§ Your instructions
Copy out every line from the records that includes "company".

[Element data from apps and pages]
Segment Open

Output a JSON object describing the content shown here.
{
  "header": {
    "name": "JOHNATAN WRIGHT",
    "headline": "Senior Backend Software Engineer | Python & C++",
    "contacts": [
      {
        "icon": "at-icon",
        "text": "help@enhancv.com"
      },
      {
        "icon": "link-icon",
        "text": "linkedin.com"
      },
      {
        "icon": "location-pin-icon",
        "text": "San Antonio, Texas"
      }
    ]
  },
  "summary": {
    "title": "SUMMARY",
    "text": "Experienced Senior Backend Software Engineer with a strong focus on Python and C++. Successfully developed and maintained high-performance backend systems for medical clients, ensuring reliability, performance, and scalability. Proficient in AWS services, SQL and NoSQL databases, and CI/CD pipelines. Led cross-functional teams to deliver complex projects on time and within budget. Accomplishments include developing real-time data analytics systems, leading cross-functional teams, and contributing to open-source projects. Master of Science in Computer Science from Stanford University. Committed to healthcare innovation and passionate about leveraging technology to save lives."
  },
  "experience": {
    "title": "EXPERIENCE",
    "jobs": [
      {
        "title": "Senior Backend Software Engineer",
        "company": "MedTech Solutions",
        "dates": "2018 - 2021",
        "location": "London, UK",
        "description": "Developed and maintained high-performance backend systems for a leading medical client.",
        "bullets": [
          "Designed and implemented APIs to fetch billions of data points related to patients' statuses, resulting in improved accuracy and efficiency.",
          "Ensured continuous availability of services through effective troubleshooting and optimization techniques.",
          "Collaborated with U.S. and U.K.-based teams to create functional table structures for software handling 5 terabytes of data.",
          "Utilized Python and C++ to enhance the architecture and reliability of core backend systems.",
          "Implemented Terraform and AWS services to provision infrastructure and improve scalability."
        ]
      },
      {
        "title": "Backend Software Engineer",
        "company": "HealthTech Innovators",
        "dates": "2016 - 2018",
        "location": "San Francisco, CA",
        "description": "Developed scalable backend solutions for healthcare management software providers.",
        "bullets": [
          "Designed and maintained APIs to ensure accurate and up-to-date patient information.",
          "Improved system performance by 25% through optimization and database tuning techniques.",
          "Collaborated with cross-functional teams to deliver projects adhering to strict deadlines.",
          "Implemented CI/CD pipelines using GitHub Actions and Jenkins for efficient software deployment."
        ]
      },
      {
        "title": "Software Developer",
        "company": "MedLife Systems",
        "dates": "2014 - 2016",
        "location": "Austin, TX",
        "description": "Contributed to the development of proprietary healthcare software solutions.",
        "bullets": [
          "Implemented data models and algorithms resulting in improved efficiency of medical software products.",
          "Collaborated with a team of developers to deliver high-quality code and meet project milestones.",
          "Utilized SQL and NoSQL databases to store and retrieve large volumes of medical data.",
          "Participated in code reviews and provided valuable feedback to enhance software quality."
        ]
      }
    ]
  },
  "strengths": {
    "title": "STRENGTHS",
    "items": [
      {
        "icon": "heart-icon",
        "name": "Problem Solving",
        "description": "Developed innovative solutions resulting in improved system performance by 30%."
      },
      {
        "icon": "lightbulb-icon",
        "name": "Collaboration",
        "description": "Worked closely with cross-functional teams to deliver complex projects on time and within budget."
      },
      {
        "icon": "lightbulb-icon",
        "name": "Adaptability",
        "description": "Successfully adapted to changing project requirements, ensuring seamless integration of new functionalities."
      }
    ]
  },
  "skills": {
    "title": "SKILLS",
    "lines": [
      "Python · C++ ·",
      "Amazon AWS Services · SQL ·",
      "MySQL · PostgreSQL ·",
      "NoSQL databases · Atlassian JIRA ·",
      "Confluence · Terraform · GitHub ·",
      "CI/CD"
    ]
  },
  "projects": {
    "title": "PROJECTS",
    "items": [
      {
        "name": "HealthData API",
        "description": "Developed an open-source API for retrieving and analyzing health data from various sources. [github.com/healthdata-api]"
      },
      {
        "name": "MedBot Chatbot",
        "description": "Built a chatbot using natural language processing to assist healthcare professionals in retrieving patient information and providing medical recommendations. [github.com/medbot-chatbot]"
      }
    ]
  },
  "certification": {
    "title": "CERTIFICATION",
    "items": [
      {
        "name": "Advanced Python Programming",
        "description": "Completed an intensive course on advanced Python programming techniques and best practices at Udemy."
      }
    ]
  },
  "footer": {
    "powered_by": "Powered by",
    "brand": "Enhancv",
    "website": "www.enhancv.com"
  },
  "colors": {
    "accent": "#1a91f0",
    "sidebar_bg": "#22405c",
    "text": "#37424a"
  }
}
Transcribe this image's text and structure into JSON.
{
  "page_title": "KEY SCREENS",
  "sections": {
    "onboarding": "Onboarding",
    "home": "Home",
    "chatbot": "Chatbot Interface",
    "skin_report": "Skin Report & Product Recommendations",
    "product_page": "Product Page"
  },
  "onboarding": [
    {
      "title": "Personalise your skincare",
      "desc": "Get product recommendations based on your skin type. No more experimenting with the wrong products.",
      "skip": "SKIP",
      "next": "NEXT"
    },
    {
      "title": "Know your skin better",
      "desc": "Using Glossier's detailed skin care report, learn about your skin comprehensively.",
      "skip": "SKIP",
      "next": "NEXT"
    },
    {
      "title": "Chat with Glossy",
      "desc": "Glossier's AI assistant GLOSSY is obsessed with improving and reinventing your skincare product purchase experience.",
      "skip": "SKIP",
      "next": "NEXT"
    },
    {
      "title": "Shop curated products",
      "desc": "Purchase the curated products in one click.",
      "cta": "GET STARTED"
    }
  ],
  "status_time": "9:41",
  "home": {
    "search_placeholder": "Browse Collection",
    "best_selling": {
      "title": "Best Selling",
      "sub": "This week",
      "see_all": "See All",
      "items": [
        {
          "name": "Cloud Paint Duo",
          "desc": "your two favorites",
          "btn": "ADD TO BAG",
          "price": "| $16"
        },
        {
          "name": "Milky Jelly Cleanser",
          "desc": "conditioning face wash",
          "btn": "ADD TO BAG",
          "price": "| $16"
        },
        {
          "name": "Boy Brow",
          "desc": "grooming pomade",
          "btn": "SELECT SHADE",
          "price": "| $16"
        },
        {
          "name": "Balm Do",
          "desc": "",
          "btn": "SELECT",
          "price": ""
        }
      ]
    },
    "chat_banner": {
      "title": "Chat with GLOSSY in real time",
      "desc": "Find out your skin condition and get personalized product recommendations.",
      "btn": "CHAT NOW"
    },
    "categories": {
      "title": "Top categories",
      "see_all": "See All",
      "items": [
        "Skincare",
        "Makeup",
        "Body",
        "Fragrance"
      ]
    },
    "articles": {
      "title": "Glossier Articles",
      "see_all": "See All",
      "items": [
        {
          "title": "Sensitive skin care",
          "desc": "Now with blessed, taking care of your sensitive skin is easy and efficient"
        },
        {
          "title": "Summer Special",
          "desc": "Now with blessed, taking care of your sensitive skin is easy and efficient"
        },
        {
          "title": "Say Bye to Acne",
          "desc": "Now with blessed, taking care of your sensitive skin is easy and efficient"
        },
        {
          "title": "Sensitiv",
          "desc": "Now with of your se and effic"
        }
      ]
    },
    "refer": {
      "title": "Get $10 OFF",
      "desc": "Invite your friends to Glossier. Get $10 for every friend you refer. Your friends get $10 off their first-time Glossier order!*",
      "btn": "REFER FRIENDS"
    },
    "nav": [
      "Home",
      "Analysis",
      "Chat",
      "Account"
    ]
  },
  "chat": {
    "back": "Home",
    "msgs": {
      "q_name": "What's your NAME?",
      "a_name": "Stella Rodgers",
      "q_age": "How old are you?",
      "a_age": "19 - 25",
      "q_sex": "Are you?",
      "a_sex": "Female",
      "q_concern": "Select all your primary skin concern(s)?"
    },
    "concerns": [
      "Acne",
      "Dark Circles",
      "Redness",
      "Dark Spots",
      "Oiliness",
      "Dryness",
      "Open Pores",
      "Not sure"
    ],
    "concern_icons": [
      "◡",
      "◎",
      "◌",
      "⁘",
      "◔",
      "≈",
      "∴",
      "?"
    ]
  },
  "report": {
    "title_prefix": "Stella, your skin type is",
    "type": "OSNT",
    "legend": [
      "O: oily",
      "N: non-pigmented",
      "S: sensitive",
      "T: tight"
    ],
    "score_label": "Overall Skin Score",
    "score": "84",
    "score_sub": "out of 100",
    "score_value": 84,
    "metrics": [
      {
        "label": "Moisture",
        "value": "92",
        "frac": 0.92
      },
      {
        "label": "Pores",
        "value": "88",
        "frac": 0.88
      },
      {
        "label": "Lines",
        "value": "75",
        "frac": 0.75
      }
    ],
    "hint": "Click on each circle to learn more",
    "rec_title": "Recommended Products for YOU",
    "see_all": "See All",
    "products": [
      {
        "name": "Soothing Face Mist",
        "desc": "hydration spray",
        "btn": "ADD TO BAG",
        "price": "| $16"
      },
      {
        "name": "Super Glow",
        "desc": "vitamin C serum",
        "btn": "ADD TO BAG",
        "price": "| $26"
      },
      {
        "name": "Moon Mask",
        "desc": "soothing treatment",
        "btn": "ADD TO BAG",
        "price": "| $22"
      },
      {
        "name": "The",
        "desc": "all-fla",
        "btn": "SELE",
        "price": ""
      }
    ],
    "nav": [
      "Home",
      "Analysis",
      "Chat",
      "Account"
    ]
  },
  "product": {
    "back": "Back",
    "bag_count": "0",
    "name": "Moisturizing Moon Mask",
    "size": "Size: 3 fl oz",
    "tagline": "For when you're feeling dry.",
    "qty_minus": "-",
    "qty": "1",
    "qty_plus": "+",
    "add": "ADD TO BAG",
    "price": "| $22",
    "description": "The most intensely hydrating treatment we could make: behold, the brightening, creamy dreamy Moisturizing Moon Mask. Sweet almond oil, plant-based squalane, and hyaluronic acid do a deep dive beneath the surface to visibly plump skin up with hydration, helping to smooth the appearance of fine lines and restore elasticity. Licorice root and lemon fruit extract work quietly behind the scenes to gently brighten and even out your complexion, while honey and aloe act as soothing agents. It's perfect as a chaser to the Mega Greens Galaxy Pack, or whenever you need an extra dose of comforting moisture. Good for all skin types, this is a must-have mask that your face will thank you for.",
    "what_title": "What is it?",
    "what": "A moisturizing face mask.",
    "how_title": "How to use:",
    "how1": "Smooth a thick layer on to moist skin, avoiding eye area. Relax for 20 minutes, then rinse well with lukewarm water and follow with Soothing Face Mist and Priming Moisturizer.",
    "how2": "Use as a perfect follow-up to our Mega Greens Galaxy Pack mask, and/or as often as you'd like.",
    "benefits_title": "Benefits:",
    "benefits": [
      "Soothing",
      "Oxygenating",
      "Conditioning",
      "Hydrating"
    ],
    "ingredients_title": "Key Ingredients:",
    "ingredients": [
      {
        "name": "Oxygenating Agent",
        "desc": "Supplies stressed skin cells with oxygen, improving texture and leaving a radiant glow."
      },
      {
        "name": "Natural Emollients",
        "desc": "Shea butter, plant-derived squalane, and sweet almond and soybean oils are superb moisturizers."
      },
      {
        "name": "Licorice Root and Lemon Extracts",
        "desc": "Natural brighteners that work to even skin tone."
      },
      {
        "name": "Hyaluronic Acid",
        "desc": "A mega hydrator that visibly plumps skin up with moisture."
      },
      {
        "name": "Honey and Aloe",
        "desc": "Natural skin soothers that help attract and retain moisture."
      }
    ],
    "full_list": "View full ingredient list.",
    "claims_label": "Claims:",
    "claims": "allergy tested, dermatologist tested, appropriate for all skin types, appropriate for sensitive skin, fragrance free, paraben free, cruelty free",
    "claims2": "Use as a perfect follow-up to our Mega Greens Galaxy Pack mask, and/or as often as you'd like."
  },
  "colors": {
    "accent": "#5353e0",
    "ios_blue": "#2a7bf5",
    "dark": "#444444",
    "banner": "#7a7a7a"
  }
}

Segment Closed

§ Solution to the problem
        "company": "MedTech Solutions",
        "company": "HealthTech Innovators",
        "company": "MedLife Systems",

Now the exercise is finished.